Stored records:

-------

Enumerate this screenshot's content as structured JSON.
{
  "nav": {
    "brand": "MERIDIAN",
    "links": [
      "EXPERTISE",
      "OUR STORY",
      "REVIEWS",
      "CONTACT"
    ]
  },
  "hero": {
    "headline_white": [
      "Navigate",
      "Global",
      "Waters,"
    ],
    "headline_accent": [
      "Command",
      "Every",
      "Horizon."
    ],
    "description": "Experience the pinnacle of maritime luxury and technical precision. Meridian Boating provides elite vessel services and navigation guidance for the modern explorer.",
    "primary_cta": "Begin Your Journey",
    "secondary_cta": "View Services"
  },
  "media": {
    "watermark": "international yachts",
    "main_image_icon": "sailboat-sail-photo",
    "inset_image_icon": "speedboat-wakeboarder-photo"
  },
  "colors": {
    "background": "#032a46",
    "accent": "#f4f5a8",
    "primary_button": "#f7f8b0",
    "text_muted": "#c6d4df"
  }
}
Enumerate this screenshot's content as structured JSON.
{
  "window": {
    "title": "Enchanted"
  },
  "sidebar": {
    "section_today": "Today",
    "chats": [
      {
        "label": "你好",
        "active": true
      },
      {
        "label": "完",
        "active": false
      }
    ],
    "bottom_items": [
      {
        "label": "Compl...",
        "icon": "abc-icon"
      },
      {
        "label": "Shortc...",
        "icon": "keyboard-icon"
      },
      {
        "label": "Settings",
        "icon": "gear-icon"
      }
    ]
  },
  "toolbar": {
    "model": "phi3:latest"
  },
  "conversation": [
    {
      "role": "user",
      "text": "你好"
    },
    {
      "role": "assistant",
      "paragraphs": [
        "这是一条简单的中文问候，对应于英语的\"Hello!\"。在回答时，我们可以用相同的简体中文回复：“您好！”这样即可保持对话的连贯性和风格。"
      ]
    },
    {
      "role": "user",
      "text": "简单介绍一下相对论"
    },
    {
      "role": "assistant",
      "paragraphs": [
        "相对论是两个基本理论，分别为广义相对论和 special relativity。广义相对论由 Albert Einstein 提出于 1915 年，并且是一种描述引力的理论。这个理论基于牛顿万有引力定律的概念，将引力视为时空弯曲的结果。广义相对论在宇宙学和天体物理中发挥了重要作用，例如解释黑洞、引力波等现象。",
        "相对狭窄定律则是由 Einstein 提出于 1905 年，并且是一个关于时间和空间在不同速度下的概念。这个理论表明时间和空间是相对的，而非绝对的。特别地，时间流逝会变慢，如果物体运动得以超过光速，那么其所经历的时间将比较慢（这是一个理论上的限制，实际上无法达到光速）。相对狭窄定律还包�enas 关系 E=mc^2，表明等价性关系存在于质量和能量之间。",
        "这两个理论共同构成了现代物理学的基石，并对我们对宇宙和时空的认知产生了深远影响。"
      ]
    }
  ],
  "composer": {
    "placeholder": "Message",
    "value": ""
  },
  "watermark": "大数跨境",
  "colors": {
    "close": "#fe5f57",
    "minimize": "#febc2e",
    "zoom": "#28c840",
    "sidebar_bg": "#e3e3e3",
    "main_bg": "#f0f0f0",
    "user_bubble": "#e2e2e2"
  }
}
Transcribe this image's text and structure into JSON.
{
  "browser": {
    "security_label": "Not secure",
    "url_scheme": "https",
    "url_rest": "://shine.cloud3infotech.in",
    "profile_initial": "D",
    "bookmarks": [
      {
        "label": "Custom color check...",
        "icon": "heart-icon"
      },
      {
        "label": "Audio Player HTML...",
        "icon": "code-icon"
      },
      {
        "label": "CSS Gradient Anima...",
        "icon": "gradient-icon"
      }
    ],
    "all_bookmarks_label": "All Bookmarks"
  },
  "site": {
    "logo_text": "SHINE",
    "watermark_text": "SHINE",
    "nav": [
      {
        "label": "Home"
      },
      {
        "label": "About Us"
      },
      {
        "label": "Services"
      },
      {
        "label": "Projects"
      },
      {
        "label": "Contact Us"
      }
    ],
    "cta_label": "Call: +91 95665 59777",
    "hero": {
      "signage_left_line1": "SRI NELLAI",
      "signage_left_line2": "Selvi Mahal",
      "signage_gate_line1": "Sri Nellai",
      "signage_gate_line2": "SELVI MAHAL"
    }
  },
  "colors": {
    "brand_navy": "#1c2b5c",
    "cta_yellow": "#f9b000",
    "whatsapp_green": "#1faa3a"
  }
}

-------

STATED TASK
Give an exact repetition of all the material.

OUTPUT FOR THIS TASK
Enumerate this screenshot's content as structured JSON.
{
  "nav": {
    "brand": "MERIDIAN",
    "links": [
      "EXPERTISE",
      "OUR STORY",
      "REVIEWS",
      "CONTACT"
    ]
  },
  "hero": {
    "headline_white": [
      "Navigate",
      "Global",
      "Waters,"
    ],
    "headline_accent": [
      "Command",
      "Every",
      "Horizon."
    ],
    "description": "Experience the pinnacle of maritime luxury and technical precision. Meridian Boating provides elite vessel services and navigation guidance for the modern explorer.",
    "primary_cta": "Begin Your Journey",
    "secondary_cta": "View Services"
  },
  "media": {
    "watermark": "international yachts",
    "main_image_icon": "sailboat-sail-photo",
    "inset_image_icon": "speedboat-wakeboarder-photo"
  },
  "colors": {
    "background": "#032a46",
    "accent": "#f4f5a8",
    "primary_button": "#f7f8b0",
    "text_muted": "#c6d4df"
  }
}
Enumerate this screenshot's content as structured JSON.
{
  "window": {
    "title": "Enchanted"
  },
  "sidebar": {
    "section_today": "Today",
    "chats": [
      {
        "label": "你好",
        "active": true
      },
      {
        "label": "完",
        "active": false
      }
    ],
    "bottom_items": [
      {
        "label": "Compl...",
        "icon": "abc-icon"
      },
      {
        "label": "Shortc...",
        "icon": "keyboard-icon"
      },
      {
        "label": "Settings",
        "icon": "gear-icon"
      }
    ]
  },
  "toolbar": {
    "model": "phi3:latest"
  },
  "conversation": [
    {
      "role": "user",
      "text": "你好"
    },
    {
      "role": "assistant",
      "paragraphs": [
        "这是一条简单的中文问候，对应于英语的\"Hello!\"。在回答时，我们可以用相同的简体中文回复：“您好！”这样即可保持对话的连贯性和风格。"
      ]
    },
    {
      "role": "user",
      "text": "简单介绍一下相对论"
    },
    {
      "role": "assistant",
      "paragraphs": [
        "相对论是两个基本理论，分别为广义相对论和 special relativity。广义相对论由 Albert Einstein 提出于 1915 年，并且是一种描述引力的理论。这个理论基于牛顿万有引力定律的概念，将引力视为时空弯曲的结果。广义相对论在宇宙学和天体物理中发挥了重要作用，例如解释黑洞、引力波等现象。",
        "相对狭窄定律则是由 Einstein 提出于 1905 年，并且是一个关于时间和空间在不同速度下的概念。这个理论表明时间和空间是相对的，而非绝对的。特别地，时间流逝会变慢，如果物体运动得以超过光速，那么其所经历的时间将比较慢（这是一个理论上的限制，实际上无法达到光速）。相对狭窄定律还包�enas 关系 E=mc^2，表明等价性关系存在于质量和能量之间。",
        "这两个理论共同构成了现代物理学的基石，并对我们对宇宙和时空的认知产生了深远影响。"
      ]
    }
  ],
  "composer": {
    "placeholder": "Message",
    "value": ""
  },
  "watermark": "大数跨境",
  "colors": {
    "close": "#fe5f57",
    "minimize": "#febc2e",
    "zoom": "#28c840",
    "sidebar_bg": "#e3e3e3",
    "main_bg": "#f0f0f0",
    "user_bubble": "#e2e2e2"
  }
}
Transcribe this image's text and structure into JSON.
{
  "browser": {
    "security_label": "Not secure",
    "url_scheme": "https",
    "url_rest": "://shine.cloud3infotech.in",
    "profile_initial": "D",
    "bookmarks": [
      {
        "label": "Custom color check...",
        "icon": "heart-icon"
      },
      {
        "label": "Audio Player HTML...",
        "icon": "code-icon"
      },
      {
        "label": "CSS Gradient Anima...",
        "icon": "gradient-icon"
      }
    ],
    "all_bookmarks_label": "All Bookmarks"
  },
  "site": {
    "logo_text": "SHINE",
    "watermark_text": "SHINE",
    "nav": [
      {
        "label": "Home"
      },
      {
        "label": "About Us"
      },
      {
        "label": "Services"
      },
      {
        "label": "Projects"
      },
      {
        "label": "Contact Us"
      }
    ],
    "cta_label": "Call: +91 95665 59777",
    "hero": {
      "signage_left_line1": "SRI NELLAI",
      "signage_left_line2": "Selvi Mahal",
      "signage_gate_line1": "Sri Nellai",
      "signage_gate_line2": "SELVI MAHAL"
    }
  },
  "colors": {
    "brand_navy": "#1c2b5c",
    "cta_yellow": "#f9b000",
    "whatsapp_green": "#1faa3a"
  }
}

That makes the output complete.